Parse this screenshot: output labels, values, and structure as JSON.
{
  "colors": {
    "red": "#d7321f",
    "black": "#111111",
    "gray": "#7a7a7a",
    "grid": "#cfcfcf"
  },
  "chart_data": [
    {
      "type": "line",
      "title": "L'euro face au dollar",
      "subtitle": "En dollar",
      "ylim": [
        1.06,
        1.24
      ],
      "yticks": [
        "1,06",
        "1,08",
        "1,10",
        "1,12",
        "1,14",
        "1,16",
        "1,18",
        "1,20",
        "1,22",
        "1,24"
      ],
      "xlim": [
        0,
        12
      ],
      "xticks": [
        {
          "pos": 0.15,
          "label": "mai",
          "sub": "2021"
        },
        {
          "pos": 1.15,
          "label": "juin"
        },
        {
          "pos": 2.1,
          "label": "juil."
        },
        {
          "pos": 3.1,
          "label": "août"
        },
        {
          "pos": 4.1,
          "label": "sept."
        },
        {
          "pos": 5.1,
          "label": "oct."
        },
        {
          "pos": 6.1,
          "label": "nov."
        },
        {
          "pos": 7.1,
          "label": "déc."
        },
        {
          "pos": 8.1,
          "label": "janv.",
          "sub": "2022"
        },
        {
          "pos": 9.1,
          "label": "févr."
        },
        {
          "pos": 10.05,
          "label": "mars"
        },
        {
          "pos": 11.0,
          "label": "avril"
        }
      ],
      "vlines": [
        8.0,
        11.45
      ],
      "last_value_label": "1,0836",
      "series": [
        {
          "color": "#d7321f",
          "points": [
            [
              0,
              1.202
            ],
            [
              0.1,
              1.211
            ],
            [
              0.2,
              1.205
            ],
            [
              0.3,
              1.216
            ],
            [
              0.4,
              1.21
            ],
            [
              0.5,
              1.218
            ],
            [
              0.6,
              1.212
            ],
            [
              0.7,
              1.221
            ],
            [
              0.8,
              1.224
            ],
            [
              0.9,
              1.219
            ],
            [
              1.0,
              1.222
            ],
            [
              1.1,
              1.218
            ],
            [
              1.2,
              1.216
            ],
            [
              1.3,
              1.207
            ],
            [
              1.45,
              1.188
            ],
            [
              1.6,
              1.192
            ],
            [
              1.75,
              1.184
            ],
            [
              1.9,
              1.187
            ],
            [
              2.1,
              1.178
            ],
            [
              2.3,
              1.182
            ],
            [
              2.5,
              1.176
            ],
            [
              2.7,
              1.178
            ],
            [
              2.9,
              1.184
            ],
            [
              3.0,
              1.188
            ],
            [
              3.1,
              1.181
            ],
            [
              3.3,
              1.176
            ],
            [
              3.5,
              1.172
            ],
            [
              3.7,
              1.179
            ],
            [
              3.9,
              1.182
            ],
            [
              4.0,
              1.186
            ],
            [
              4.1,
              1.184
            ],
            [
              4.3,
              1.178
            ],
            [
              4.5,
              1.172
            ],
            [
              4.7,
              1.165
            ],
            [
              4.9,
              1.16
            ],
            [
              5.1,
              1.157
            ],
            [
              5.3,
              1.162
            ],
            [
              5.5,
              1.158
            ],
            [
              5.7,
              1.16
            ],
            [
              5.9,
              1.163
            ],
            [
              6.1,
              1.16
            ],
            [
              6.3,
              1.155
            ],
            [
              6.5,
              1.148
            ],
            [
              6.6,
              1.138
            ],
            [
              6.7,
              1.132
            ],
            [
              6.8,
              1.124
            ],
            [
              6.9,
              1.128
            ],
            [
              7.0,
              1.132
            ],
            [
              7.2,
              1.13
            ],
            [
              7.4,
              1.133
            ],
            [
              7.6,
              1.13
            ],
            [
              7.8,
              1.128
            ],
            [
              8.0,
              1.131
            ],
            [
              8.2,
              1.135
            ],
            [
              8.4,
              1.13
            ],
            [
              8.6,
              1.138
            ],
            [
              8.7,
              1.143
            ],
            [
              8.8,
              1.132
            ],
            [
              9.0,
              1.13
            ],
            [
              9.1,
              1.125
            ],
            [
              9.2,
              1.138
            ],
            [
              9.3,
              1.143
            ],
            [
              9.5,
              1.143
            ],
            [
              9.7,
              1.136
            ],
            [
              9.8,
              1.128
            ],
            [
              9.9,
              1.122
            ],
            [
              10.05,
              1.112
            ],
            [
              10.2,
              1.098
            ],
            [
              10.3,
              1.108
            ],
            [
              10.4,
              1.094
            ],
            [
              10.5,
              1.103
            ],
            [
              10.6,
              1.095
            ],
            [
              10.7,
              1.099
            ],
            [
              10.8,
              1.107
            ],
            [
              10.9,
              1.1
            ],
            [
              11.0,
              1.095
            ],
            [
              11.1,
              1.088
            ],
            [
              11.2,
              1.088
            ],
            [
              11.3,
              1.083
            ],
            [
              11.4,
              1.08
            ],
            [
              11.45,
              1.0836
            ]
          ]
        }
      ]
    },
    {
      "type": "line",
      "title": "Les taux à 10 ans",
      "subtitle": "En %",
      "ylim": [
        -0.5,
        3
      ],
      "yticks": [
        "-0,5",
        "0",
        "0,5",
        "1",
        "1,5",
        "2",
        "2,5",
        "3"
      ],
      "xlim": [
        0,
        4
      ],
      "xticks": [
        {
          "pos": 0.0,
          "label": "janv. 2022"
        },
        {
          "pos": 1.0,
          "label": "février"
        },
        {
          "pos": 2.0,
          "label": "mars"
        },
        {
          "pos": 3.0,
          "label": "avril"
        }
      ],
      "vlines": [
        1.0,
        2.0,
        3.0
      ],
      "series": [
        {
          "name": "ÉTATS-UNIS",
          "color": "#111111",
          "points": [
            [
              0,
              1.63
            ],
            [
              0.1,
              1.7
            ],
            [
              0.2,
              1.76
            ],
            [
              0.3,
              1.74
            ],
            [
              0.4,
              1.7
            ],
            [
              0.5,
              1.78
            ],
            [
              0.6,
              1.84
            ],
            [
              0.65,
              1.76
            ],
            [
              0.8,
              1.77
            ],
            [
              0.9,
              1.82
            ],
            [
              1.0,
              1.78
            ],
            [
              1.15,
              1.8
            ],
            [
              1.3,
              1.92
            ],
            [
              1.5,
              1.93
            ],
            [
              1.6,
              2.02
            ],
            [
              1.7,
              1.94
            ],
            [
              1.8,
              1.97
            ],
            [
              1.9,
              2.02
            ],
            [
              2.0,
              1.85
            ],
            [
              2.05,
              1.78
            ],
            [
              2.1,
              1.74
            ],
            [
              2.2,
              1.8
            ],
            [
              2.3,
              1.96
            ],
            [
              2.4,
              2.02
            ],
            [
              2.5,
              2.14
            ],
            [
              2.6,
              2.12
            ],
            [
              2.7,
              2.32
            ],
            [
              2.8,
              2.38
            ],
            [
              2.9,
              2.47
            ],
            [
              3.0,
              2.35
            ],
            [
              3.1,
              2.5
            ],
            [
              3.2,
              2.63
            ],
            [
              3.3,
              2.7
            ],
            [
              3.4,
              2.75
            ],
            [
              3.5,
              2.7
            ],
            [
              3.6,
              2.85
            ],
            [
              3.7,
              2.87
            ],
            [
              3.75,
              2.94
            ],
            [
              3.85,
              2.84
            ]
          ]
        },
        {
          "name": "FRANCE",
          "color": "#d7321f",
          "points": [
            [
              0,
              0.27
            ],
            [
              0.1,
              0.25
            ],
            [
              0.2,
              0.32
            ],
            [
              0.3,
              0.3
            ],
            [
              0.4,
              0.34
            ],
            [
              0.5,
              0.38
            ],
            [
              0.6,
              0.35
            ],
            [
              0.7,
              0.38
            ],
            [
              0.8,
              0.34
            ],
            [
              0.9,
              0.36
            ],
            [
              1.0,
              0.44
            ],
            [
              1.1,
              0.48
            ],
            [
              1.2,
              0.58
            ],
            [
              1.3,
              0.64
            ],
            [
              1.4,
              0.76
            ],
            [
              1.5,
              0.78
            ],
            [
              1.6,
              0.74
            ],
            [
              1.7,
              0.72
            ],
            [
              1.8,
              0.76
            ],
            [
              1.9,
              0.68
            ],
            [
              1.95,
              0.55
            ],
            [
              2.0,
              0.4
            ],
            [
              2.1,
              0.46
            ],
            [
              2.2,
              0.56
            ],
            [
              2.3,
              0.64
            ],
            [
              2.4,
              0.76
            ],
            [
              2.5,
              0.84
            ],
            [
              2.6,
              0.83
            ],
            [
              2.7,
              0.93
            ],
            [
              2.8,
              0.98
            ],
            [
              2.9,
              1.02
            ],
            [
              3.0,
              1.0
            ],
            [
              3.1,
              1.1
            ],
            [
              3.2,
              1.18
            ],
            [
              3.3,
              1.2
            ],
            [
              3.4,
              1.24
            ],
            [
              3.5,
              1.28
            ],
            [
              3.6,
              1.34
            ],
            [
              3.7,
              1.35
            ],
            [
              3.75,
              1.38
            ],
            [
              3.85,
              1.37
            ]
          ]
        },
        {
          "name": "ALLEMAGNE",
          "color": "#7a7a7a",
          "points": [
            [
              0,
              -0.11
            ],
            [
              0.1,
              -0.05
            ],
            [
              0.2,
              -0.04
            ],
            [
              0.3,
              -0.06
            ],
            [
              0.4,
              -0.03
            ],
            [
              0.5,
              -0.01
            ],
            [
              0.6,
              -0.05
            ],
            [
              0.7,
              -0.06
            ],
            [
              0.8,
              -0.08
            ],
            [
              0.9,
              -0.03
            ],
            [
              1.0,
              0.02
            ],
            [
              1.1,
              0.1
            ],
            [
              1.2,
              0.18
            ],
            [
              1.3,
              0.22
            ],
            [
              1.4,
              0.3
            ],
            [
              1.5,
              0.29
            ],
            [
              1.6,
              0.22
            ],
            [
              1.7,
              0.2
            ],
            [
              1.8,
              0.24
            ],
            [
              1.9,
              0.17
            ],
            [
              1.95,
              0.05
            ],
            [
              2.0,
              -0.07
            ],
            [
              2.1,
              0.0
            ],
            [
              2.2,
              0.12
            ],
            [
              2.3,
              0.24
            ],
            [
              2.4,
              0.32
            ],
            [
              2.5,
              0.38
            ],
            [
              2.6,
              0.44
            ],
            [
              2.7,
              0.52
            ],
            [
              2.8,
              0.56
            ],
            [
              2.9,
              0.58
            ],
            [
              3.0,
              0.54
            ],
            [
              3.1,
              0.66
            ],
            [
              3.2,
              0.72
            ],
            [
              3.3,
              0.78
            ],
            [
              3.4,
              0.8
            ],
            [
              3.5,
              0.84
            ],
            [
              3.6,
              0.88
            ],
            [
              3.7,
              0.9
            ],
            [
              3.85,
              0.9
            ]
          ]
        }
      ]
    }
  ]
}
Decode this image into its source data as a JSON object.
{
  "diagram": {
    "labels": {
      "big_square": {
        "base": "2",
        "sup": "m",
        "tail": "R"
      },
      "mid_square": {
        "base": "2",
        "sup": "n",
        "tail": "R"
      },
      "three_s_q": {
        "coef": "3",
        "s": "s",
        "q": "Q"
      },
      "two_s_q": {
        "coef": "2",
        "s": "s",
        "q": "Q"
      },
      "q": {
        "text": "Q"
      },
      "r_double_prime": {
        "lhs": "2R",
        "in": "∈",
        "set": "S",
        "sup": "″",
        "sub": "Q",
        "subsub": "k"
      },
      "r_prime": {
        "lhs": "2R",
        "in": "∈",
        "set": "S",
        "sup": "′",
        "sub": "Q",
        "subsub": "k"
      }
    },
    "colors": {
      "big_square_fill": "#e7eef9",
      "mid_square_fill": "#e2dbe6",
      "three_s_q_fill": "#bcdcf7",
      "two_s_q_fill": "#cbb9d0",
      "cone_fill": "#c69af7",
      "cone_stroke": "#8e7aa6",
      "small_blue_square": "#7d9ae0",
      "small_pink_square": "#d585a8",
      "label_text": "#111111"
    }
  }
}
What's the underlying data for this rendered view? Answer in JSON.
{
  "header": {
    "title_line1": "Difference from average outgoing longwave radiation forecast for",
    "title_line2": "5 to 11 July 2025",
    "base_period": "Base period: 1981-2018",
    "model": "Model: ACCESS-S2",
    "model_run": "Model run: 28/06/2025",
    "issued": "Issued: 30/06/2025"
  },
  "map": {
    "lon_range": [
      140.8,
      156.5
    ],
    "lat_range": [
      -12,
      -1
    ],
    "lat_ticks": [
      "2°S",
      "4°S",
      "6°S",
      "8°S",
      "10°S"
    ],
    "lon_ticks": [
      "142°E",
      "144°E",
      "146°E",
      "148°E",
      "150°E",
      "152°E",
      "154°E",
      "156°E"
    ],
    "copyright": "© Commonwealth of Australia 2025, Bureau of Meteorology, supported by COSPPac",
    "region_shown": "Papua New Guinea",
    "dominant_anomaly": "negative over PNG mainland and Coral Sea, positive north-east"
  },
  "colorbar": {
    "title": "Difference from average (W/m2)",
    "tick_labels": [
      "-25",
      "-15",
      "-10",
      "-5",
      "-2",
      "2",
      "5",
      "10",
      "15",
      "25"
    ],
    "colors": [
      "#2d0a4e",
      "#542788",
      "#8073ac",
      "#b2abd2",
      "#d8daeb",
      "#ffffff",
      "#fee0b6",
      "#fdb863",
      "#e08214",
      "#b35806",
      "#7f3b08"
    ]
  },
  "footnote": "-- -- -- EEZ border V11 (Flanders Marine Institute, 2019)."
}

▬▬▬

STATED GOAL
Using the material above, state how many lines include the string "from". Answer with a single number.

OUTPUT FOR THIS TASK
2